= Dataset rows about figures =
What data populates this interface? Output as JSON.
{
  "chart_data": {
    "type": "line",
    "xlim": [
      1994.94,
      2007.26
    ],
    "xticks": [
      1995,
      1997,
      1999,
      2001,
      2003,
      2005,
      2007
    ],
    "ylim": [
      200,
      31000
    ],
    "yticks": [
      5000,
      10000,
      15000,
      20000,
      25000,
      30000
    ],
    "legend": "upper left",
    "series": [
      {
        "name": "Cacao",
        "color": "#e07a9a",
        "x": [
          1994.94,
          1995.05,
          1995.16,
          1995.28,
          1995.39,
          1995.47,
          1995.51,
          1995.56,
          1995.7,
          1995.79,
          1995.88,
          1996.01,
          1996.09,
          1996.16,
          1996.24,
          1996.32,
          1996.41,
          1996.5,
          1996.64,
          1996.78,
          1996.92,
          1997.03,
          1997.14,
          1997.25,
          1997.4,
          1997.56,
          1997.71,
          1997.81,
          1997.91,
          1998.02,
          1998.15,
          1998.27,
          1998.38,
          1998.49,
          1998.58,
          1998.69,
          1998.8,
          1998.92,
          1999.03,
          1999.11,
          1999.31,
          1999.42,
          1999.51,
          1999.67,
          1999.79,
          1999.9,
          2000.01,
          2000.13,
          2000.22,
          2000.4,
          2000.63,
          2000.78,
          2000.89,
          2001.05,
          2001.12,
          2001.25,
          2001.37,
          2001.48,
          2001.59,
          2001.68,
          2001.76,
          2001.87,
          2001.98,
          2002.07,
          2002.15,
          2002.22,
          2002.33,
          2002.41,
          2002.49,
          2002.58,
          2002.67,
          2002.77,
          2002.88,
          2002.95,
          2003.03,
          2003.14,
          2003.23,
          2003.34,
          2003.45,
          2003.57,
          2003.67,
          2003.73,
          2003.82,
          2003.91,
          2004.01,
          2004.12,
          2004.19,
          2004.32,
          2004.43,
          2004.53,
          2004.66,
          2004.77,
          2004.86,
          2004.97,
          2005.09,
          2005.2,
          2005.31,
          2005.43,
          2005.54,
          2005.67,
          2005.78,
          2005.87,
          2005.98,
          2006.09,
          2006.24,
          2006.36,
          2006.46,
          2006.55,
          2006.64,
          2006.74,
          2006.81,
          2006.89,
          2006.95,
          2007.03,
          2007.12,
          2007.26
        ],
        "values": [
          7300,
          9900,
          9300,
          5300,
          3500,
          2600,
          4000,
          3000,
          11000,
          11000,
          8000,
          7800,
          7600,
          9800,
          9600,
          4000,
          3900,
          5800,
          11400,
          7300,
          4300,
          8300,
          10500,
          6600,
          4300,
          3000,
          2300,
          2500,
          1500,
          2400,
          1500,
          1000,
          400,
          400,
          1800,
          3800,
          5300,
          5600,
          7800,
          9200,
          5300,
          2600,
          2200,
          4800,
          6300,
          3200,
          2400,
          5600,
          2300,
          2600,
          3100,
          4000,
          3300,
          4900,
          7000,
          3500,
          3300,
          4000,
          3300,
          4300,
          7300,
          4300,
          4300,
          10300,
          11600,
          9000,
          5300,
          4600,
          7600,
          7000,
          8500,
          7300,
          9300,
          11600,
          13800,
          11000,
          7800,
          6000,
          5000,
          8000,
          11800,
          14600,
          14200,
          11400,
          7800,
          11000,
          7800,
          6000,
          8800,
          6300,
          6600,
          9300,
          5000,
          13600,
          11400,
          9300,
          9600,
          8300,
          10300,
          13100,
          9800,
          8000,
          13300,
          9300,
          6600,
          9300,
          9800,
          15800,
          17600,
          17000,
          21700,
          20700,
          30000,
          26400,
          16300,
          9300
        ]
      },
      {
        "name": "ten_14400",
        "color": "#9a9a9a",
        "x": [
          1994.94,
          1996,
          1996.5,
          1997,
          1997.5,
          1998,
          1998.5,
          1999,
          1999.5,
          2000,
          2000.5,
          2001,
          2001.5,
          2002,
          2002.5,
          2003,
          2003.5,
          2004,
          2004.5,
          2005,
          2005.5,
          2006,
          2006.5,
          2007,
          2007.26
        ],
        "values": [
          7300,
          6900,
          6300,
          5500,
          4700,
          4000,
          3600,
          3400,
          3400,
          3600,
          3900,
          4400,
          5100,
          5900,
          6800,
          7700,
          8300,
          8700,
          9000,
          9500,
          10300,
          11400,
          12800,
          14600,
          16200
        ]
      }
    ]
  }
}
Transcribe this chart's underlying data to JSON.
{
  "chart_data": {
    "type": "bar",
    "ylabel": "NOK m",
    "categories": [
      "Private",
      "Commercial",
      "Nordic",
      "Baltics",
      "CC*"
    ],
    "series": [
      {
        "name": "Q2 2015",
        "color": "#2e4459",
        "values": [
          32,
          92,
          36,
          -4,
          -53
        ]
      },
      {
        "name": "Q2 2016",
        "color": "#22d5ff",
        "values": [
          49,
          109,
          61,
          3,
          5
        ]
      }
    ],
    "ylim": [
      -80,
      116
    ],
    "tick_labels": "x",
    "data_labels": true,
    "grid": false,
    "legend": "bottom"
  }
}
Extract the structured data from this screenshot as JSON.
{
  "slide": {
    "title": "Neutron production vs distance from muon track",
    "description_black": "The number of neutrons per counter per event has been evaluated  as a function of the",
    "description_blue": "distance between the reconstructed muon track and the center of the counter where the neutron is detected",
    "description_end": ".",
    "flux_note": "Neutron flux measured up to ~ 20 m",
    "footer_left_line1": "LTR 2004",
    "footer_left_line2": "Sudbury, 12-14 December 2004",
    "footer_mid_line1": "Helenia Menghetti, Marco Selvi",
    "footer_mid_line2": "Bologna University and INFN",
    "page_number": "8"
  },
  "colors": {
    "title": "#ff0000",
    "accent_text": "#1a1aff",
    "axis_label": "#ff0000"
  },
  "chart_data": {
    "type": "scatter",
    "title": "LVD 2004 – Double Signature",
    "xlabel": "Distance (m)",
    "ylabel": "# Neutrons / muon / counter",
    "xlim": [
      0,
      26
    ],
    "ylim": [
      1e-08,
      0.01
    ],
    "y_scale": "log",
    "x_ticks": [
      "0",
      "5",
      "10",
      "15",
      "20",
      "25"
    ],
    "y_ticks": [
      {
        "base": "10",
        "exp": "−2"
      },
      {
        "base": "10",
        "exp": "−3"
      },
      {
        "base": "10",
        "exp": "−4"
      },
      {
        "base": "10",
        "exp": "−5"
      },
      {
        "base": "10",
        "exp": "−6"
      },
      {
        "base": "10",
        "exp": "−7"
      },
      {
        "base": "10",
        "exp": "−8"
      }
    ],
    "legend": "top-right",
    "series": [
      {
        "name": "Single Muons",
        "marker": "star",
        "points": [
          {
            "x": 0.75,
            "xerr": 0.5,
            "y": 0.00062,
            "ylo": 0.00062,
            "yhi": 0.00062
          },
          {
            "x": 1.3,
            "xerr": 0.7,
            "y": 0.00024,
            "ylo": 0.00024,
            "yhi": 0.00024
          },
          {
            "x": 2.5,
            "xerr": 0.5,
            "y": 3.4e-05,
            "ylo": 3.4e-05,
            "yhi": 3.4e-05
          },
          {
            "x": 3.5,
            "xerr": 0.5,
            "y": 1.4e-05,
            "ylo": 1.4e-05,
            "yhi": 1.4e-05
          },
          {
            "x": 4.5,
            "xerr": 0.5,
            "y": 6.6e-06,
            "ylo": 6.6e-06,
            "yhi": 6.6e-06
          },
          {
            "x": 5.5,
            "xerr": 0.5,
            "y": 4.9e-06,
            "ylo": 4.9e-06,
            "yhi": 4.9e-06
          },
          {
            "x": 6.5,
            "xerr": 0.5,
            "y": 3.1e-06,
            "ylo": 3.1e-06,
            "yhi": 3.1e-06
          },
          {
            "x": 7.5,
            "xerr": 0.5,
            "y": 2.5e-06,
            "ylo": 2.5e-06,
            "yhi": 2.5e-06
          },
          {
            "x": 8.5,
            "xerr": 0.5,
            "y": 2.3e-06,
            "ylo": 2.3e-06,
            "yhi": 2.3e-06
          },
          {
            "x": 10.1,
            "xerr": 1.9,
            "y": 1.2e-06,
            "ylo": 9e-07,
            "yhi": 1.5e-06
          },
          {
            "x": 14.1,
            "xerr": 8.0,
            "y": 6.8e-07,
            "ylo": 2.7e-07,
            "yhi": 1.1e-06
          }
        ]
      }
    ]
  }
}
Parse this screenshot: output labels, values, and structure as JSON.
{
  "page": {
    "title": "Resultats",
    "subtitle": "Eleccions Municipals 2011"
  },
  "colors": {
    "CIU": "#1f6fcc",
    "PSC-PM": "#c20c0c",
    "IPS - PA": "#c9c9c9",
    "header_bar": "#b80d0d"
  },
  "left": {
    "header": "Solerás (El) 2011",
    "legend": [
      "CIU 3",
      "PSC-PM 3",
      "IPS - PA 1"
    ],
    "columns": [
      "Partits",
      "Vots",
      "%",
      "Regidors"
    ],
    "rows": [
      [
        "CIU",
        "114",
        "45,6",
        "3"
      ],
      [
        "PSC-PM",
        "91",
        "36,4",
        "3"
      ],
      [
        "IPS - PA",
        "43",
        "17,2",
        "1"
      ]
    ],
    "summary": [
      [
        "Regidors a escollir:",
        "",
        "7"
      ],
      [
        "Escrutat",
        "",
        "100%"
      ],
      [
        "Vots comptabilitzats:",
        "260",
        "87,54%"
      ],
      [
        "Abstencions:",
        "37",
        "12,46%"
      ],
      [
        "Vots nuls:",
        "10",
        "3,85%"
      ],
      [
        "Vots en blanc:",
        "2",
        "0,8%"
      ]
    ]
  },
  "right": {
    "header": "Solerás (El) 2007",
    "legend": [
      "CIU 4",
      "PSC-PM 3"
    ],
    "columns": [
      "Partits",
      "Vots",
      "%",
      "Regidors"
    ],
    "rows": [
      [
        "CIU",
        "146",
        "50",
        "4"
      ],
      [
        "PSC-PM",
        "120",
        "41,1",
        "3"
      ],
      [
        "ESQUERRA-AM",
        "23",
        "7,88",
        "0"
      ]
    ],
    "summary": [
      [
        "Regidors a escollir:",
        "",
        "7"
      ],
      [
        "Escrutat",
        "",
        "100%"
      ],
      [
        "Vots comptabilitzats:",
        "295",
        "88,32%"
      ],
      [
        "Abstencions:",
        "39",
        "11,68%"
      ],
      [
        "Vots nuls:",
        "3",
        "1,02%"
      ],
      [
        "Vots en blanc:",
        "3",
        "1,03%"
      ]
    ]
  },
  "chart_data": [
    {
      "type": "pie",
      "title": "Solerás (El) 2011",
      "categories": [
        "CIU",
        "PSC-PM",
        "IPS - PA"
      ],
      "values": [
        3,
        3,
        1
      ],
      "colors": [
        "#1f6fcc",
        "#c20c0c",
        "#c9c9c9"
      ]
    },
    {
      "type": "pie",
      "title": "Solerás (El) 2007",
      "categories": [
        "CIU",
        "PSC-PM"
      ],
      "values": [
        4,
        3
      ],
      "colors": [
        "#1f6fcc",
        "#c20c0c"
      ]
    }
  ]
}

= Your goal =
All lines holding the word "name" should be picked out and copied.

= Complete output =
        "name": "Cacao",
        "name": "ten_14400",
        "name": "Q2 2015",
        "name": "Q2 2016",
        "name": "Single Muons",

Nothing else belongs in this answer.